▸ **Exercise prompt**: Return the records that follow unaltered. Omit every picture.

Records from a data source
* Begin *

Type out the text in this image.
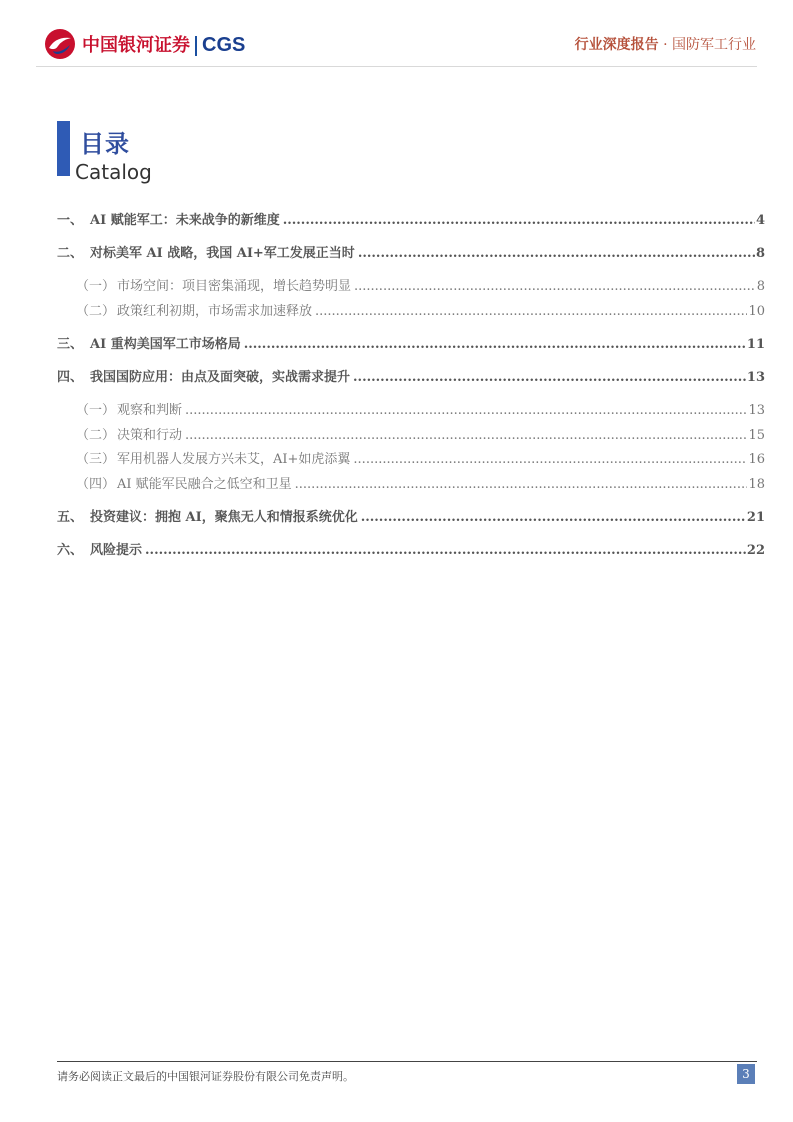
中国银河证券 CGS	行业深度报告 · 国防军工行业
目录
Catalog
一、 AI 赋能军工：未来战争的新维度 .....	4
二、 对标美军 AI 战略，我国 AI+军工发展正当时 .....	8
（一） 市场空间：项目密集涌现，增长趋势明显 .....	8
（二） 政策红利初期，市场需求加速释放 .....	10
三、 AI 重构美国军工市场格局 .....	11
四、 我国国防应用：由点及面突破，实战需求提升 .....	13
（一） 观察和判断 .....	13
（二） 决策和行动 .....	15
（三） 军用机器人发展方兴未艾，AI+如虎添翼 .....	16
（四） AI 赋能军民融合之低空和卫星 .....	18
五、 投资建议：拥抱 AI，聚焦无人和情报系统优化 .....	21
六、 风险提示 .....	22
请务必阅读正文最后的中国银河证券股份有限公司免责声明。	3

* End *

▸ **The reply**:
Type out the text in this image.
中国银河证券 CGS	行业深度报告 · 国防军工行业
目录
Catalog
一、 AI 赋能军工：未来战争的新维度 .....	4
二、 对标美军 AI 战略，我国 AI+军工发展正当时 .....	8
（一） 市场空间：项目密集涌现，增长趋势明显 .....	8
（二） 政策红利初期，市场需求加速释放 .....	10
三、 AI 重构美国军工市场格局 .....	11
四、 我国国防应用：由点及面突破，实战需求提升 .....	13
（一） 观察和判断 .....	13
（二） 决策和行动 .....	15
（三） 军用机器人发展方兴未艾，AI+如虎添翼 .....	16
（四） AI 赋能军民融合之低空和卫星 .....	18
五、 投资建议：拥抱 AI，聚焦无人和情报系统优化 .....	21
六、 风险提示 .....	22
请务必阅读正文最后的中国银河证券股份有限公司免责声明。	3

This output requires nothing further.